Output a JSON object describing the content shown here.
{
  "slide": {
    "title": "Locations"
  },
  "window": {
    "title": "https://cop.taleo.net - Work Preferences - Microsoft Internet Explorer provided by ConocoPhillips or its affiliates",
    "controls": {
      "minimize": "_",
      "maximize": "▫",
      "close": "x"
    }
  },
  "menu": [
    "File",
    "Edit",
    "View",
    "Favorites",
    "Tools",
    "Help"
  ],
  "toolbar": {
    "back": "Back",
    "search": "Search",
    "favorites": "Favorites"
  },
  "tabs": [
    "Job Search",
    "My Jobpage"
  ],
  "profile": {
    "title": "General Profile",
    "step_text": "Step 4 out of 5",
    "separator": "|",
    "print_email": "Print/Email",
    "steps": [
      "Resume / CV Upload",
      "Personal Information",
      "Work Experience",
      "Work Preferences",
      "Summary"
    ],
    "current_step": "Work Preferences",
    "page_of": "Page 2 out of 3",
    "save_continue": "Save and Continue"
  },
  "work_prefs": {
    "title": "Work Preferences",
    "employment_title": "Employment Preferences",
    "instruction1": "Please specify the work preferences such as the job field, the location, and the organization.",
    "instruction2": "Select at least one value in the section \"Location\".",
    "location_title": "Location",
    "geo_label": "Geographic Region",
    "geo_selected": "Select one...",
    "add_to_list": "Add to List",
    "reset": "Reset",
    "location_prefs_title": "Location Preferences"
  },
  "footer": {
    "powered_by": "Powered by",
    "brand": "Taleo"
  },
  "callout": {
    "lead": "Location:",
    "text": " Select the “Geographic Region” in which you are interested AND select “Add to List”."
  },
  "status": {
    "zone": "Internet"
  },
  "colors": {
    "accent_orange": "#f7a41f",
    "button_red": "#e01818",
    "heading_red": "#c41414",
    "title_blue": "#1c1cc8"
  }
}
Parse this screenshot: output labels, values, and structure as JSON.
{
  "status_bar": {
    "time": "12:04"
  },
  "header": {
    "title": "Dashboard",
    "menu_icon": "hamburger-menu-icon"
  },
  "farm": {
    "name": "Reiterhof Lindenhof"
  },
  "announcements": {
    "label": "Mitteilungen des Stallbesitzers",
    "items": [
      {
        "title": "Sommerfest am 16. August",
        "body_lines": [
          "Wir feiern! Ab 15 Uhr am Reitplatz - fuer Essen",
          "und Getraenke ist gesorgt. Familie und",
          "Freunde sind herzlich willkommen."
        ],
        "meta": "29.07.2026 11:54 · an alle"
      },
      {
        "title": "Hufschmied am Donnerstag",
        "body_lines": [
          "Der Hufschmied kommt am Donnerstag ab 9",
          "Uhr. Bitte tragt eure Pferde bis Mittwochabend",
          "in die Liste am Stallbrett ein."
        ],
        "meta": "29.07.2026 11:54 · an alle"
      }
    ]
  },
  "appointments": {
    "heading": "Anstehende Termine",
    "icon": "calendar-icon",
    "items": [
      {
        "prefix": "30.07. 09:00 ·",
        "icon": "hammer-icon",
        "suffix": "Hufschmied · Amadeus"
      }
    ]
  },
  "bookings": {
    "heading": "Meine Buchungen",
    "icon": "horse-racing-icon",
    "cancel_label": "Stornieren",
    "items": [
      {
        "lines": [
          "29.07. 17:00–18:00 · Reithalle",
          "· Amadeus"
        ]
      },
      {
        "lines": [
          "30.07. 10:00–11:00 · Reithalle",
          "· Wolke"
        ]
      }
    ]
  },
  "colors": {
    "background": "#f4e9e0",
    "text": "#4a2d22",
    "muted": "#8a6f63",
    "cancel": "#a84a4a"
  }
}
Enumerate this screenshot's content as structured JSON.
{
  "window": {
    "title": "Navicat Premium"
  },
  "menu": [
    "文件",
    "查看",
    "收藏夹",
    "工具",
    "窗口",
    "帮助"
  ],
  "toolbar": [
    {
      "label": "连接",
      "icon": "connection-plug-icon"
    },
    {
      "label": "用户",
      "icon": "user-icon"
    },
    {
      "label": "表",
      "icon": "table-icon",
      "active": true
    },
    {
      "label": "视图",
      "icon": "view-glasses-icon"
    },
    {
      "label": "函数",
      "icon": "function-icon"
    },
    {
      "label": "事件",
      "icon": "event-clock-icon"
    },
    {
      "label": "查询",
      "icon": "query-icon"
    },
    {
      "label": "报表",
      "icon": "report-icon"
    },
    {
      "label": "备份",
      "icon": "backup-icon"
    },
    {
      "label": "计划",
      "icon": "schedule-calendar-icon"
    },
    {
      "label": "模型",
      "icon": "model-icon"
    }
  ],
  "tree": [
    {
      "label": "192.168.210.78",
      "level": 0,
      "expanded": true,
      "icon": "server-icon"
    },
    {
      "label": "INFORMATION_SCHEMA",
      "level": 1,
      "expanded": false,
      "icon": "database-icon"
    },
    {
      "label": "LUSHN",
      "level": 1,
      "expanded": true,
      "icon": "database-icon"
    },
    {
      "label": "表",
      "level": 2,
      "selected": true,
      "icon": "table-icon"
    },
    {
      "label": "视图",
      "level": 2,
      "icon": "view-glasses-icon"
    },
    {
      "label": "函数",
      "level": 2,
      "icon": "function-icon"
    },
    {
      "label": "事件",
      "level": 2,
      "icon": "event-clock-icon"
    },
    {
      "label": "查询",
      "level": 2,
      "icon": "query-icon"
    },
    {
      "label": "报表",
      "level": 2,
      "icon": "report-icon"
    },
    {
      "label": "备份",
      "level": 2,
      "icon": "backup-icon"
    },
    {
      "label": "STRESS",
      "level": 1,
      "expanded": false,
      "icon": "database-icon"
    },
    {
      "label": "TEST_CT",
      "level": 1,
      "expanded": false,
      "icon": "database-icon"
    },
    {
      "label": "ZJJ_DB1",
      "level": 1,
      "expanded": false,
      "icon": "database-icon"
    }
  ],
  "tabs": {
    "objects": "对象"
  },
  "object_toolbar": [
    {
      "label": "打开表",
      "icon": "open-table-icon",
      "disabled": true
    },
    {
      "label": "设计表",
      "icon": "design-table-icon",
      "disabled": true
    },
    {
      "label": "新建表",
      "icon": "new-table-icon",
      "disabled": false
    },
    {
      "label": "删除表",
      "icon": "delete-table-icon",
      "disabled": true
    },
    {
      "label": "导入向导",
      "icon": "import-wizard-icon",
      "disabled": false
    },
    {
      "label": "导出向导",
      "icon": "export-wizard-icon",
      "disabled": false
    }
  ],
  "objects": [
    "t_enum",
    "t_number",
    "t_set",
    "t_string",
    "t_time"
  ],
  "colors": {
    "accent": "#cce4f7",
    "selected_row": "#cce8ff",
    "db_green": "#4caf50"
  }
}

**Task details**
Reproduce the listing shown above in its entirety, exactly.

**Completed exercise**
Output a JSON object describing the content shown here.
{
  "slide": {
    "title": "Locations"
  },
  "window": {
    "title": "https://cop.taleo.net - Work Preferences - Microsoft Internet Explorer provided by ConocoPhillips or its affiliates",
    "controls": {
      "minimize": "_",
      "maximize": "▫",
      "close": "x"
    }
  },
  "menu": [
    "File",
    "Edit",
    "View",
    "Favorites",
    "Tools",
    "Help"
  ],
  "toolbar": {
    "back": "Back",
    "search": "Search",
    "favorites": "Favorites"
  },
  "tabs": [
    "Job Search",
    "My Jobpage"
  ],
  "profile": {
    "title": "General Profile",
    "step_text": "Step 4 out of 5",
    "separator": "|",
    "print_email": "Print/Email",
    "steps": [
      "Resume / CV Upload",
      "Personal Information",
      "Work Experience",
      "Work Preferences",
      "Summary"
    ],
    "current_step": "Work Preferences",
    "page_of": "Page 2 out of 3",
    "save_continue": "Save and Continue"
  },
  "work_prefs": {
    "title": "Work Preferences",
    "employment_title": "Employment Preferences",
    "instruction1": "Please specify the work preferences such as the job field, the location, and the organization.",
    "instruction2": "Select at least one value in the section \"Location\".",
    "location_title": "Location",
    "geo_label": "Geographic Region",
    "geo_selected": "Select one...",
    "add_to_list": "Add to List",
    "reset": "Reset",
    "location_prefs_title": "Location Preferences"
  },
  "footer": {
    "powered_by": "Powered by",
    "brand": "Taleo"
  },
  "callout": {
    "lead": "Location:",
    "text": " Select the “Geographic Region” in which you are interested AND select “Add to List”."
  },
  "status": {
    "zone": "Internet"
  },
  "colors": {
    "accent_orange": "#f7a41f",
    "button_red": "#e01818",
    "heading_red": "#c41414",
    "title_blue": "#1c1cc8"
  }
}
Parse this screenshot: output labels, values, and structure as JSON.
{
  "status_bar": {
    "time": "12:04"
  },
  "header": {
    "title": "Dashboard",
    "menu_icon": "hamburger-menu-icon"
  },
  "farm": {
    "name": "Reiterhof Lindenhof"
  },
  "announcements": {
    "label": "Mitteilungen des Stallbesitzers",
    "items": [
      {
        "title": "Sommerfest am 16. August",
        "body_lines": [
          "Wir feiern! Ab 15 Uhr am Reitplatz - fuer Essen",
          "und Getraenke ist gesorgt. Familie und",
          "Freunde sind herzlich willkommen."
        ],
        "meta": "29.07.2026 11:54 · an alle"
      },
      {
        "title": "Hufschmied am Donnerstag",
        "body_lines": [
          "Der Hufschmied kommt am Donnerstag ab 9",
          "Uhr. Bitte tragt eure Pferde bis Mittwochabend",
          "in die Liste am Stallbrett ein."
        ],
        "meta": "29.07.2026 11:54 · an alle"
      }
    ]
  },
  "appointments": {
    "heading": "Anstehende Termine",
    "icon": "calendar-icon",
    "items": [
      {
        "prefix": "30.07. 09:00 ·",
        "icon": "hammer-icon",
        "suffix": "Hufschmied · Amadeus"
      }
    ]
  },
  "bookings": {
    "heading": "Meine Buchungen",
    "icon": "horse-racing-icon",
    "cancel_label": "Stornieren",
    "items": [
      {
        "lines": [
          "29.07. 17:00–18:00 · Reithalle",
          "· Amadeus"
        ]
      },
      {
        "lines": [
          "30.07. 10:00–11:00 · Reithalle",
          "· Wolke"
        ]
      }
    ]
  },
  "colors": {
    "background": "#f4e9e0",
    "text": "#4a2d22",
    "muted": "#8a6f63",
    "cancel": "#a84a4a"
  }
}
Enumerate this screenshot's content as structured JSON.
{
  "window": {
    "title": "Navicat Premium"
  },
  "menu": [
    "文件",
    "查看",
    "收藏夹",
    "工具",
    "窗口",
    "帮助"
  ],
  "toolbar": [
    {
      "label": "连接",
      "icon": "connection-plug-icon"
    },
    {
      "label": "用户",
      "icon": "user-icon"
    },
    {
      "label": "表",
      "icon": "table-icon",
      "active": true
    },
    {
      "label": "视图",
      "icon": "view-glasses-icon"
    },
    {
      "label": "函数",
      "icon": "function-icon"
    },
    {
      "label": "事件",
      "icon": "event-clock-icon"
    },
    {
      "label": "查询",
      "icon": "query-icon"
    },
    {
      "label": "报表",
      "icon": "report-icon"
    },
    {
      "label": "备份",
      "icon": "backup-icon"
    },
    {
      "label": "计划",
      "icon": "schedule-calendar-icon"
    },
    {
      "label": "模型",
      "icon": "model-icon"
    }
  ],
  "tree": [
    {
      "label": "192.168.210.78",
      "level": 0,
      "expanded": true,
      "icon": "server-icon"
    },
    {
      "label": "INFORMATION_SCHEMA",
      "level": 1,
      "expanded": false,
      "icon": "database-icon"
    },
    {
      "label": "LUSHN",
      "level": 1,
      "expanded": true,
      "icon": "database-icon"
    },
    {
      "label": "表",
      "level": 2,
      "selected": true,
      "icon": "table-icon"
    },
    {
      "label": "视图",
      "level": 2,
      "icon": "view-glasses-icon"
    },
    {
      "label": "函数",
      "level": 2,
      "icon": "function-icon"
    },
    {
      "label": "事件",
      "level": 2,
      "icon": "event-clock-icon"
    },
    {
      "label": "查询",
      "level": 2,
      "icon": "query-icon"
    },
    {
      "label": "报表",
      "level": 2,
      "icon": "report-icon"
    },
    {
      "label": "备份",
      "level": 2,
      "icon": "backup-icon"
    },
    {
      "label": "STRESS",
      "level": 1,
      "expanded": false,
      "icon": "database-icon"
    },
    {
      "label": "TEST_CT",
      "level": 1,
      "expanded": false,
      "icon": "database-icon"
    },
    {
      "label": "ZJJ_DB1",
      "level": 1,
      "expanded": false,
      "icon": "database-icon"
    }
  ],
  "tabs": {
    "objects": "对象"
  },
  "object_toolbar": [
    {
      "label": "打开表",
      "icon": "open-table-icon",
      "disabled": true
    },
    {
      "label": "设计表",
      "icon": "design-table-icon",
      "disabled": true
    },
    {
      "label": "新建表",
      "icon": "new-table-icon",
      "disabled": false
    },
    {
      "label": "删除表",
      "icon": "delete-table-icon",
      "disabled": true
    },
    {
      "label": "导入向导",
      "icon": "import-wizard-icon",
      "disabled": false
    },
    {
      "label": "导出向导",
      "icon": "export-wizard-icon",
      "disabled": false
    }
  ],
  "objects": [
    "t_enum",
    "t_number",
    "t_set",
    "t_string",
    "t_time"
  ],
  "colors": {
    "accent": "#cce4f7",
    "selected_row": "#cce8ff",
    "db_green": "#4caf50"
  }
}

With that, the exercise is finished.